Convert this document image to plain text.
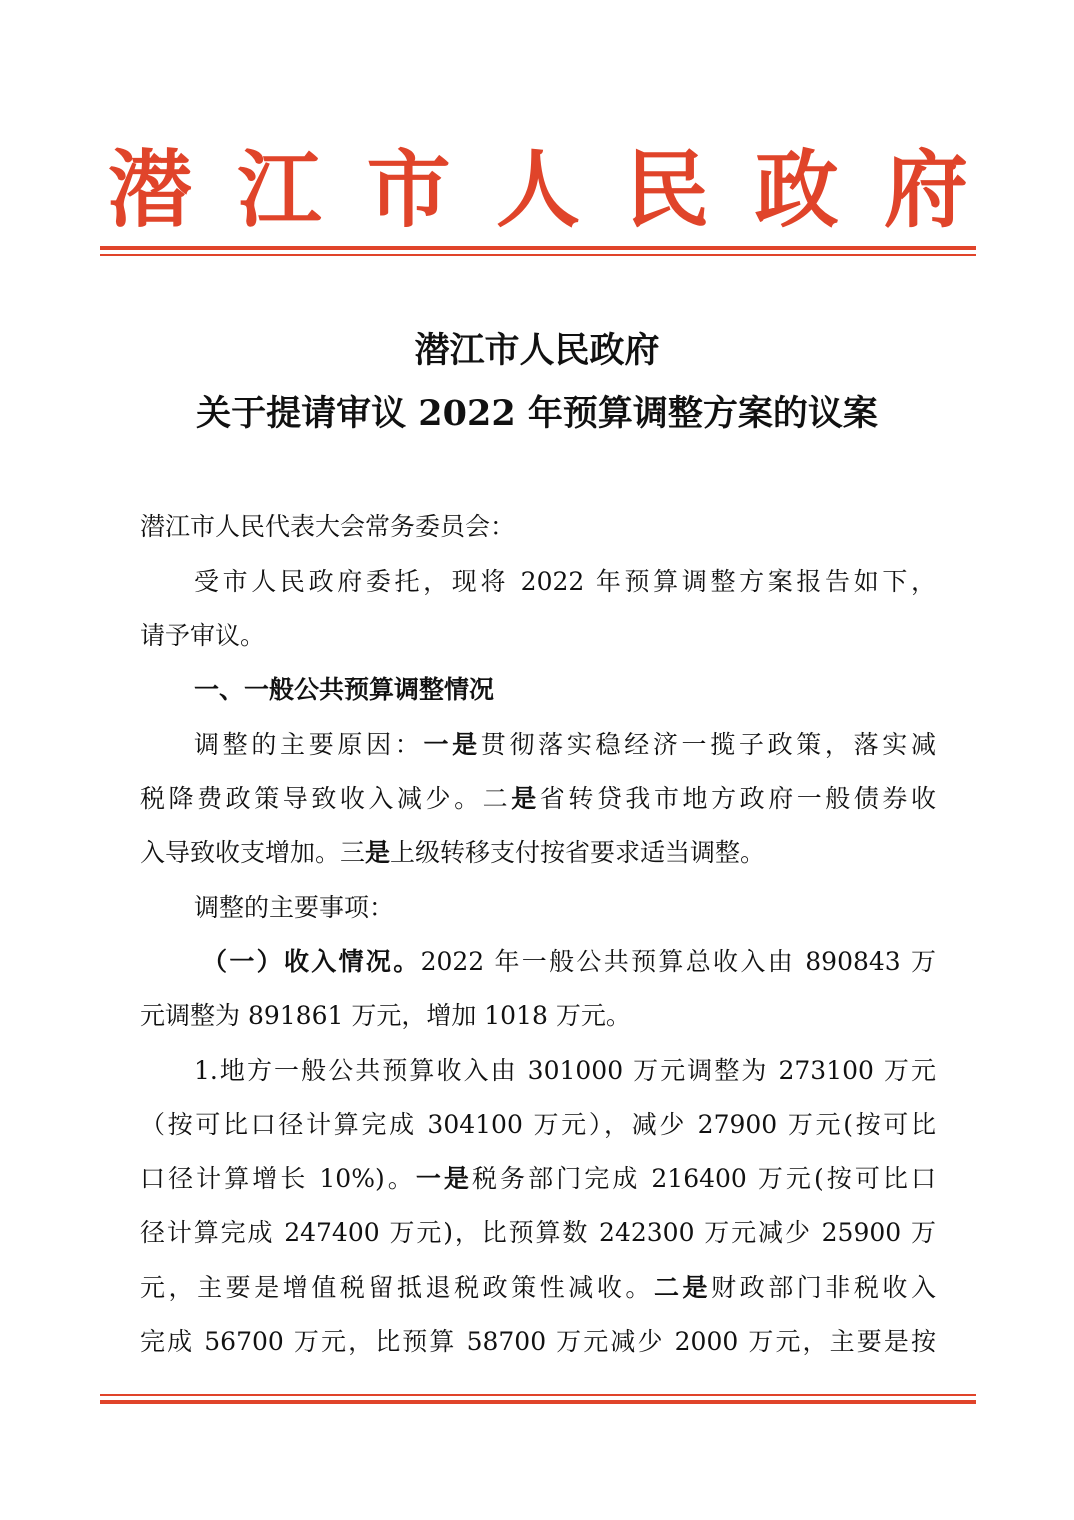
潜 江 市 人 民 政 府
潜江市人民政府
关于提请审议 2022 年预算调整方案的议案
潜江市人民代表大会常务委员会：
受市人民政府委托，现将 2022 年预算调整方案报告如下，
请予审议。
一、一般公共预算调整情况
调整的主要原因：一是贯彻落实稳经济一揽子政策，落实减
税降费政策导致收入减少。二是省转贷我市地方政府一般债券收
入导致收支增加。三是上级转移支付按省要求适当调整。
调整的主要事项：
（一）收入情况。2022 年一般公共预算总收入由 890843 万
元调整为 891861 万元，增加 1018 万元。
1.地方一般公共预算收入由 301000 万元调整为 273100 万元
（按可比口径计算完成 304100 万元），减少 27900 万元(按可比
口径计算增长 10%)。一是税务部门完成 216400 万元(按可比口
径计算完成 247400 万元)，比预算数 242300 万元减少 25900 万
元，主要是增值税留抵退税政策性减收。二是财政部门非税收入
完成 56700 万元，比预算 58700 万元减少 2000 万元，主要是按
+===+
▶ **Short problem**: Go through the preceding material and copy each line that has the word "万元减少".

▶ **Reply**:
径计算完成 247400 万元)，比预算数 242300 万元减少 25900 万
完成 56700 万元，比预算 58700 万元减少 2000 万元，主要是按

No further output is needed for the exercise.